--- start of Data section ---
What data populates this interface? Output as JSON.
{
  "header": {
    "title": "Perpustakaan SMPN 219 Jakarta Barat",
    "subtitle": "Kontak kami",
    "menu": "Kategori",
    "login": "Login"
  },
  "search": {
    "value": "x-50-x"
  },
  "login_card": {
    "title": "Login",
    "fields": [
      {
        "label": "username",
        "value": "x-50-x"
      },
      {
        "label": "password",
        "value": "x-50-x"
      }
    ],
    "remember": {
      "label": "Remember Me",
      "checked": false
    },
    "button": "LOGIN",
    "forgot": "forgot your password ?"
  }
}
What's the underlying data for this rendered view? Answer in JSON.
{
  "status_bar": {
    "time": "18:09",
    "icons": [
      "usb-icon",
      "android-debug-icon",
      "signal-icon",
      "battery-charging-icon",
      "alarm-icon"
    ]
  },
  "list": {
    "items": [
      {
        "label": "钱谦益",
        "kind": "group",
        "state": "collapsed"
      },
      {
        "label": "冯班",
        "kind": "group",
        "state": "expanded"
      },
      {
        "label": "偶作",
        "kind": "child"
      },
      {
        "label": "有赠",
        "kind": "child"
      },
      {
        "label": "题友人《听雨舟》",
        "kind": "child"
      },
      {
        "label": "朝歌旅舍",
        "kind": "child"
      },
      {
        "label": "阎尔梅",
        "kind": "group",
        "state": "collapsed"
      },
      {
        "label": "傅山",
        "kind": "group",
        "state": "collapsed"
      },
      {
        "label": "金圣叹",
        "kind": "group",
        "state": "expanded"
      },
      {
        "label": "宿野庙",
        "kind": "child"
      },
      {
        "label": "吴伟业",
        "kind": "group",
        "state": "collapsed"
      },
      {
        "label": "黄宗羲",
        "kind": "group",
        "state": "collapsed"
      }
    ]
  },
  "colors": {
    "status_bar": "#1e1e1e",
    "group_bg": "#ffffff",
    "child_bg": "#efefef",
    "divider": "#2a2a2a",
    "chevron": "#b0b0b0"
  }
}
--- end of Data section ---
→ Exercise goal: Determine how many lines include the string "What". Give no answer but the number.

→ The reply: 2